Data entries
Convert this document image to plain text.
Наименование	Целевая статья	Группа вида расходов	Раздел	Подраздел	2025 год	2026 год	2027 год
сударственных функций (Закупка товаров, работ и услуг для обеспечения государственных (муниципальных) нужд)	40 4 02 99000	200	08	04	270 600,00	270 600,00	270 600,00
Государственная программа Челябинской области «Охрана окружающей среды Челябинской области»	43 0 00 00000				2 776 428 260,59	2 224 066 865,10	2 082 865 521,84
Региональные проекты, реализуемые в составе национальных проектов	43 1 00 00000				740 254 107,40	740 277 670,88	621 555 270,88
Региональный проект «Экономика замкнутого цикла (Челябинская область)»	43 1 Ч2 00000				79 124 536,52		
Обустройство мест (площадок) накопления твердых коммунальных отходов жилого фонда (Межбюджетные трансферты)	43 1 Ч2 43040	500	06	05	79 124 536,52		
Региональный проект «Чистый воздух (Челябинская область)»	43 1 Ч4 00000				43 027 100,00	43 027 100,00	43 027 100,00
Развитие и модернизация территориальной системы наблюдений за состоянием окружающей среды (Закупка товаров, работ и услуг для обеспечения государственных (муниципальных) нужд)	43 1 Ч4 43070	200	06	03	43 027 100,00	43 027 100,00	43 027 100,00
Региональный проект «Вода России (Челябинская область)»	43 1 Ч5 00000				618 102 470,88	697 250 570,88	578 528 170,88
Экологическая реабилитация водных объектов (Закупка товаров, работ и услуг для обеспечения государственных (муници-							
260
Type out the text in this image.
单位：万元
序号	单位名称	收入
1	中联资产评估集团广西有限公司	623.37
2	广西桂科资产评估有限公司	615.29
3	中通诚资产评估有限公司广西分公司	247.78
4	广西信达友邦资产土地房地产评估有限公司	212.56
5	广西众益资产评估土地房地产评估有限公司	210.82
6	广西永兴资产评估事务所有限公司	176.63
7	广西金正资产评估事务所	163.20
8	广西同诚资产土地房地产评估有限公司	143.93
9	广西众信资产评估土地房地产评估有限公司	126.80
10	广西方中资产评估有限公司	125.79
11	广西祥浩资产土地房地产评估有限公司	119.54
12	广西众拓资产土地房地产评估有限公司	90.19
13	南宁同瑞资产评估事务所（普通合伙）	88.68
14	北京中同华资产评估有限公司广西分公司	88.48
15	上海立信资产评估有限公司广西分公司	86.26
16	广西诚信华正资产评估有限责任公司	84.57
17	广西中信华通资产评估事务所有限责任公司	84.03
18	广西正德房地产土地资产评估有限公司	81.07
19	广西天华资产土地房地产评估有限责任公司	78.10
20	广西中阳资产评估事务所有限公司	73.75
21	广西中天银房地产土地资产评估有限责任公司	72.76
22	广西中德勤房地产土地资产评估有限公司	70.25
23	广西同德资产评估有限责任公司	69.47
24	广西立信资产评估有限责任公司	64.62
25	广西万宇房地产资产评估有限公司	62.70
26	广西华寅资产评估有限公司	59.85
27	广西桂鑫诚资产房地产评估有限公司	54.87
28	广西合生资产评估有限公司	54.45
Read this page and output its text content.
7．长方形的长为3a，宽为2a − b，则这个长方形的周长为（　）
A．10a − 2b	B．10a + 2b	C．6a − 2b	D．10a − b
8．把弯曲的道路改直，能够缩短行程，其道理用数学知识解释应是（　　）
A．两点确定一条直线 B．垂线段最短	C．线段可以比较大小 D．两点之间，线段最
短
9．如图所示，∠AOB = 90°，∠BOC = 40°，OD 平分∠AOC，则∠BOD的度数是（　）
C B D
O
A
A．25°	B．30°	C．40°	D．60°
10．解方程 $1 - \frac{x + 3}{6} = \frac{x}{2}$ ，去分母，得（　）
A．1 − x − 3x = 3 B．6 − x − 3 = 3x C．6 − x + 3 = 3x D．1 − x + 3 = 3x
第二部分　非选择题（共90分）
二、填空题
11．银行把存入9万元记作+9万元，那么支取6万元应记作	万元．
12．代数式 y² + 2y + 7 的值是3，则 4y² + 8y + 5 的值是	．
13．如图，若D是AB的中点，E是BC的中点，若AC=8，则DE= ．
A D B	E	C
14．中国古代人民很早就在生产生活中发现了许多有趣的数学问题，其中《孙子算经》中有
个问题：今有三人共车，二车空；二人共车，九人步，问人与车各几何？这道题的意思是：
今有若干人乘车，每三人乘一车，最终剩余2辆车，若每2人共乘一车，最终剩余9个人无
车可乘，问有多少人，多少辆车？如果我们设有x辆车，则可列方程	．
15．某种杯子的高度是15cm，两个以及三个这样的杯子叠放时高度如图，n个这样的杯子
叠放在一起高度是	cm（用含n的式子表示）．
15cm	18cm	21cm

TASK DIRECTIONS -> How many of the lines above include the word "муниципальных"? Respond with the number alone.

TASK OUTPUT -> 2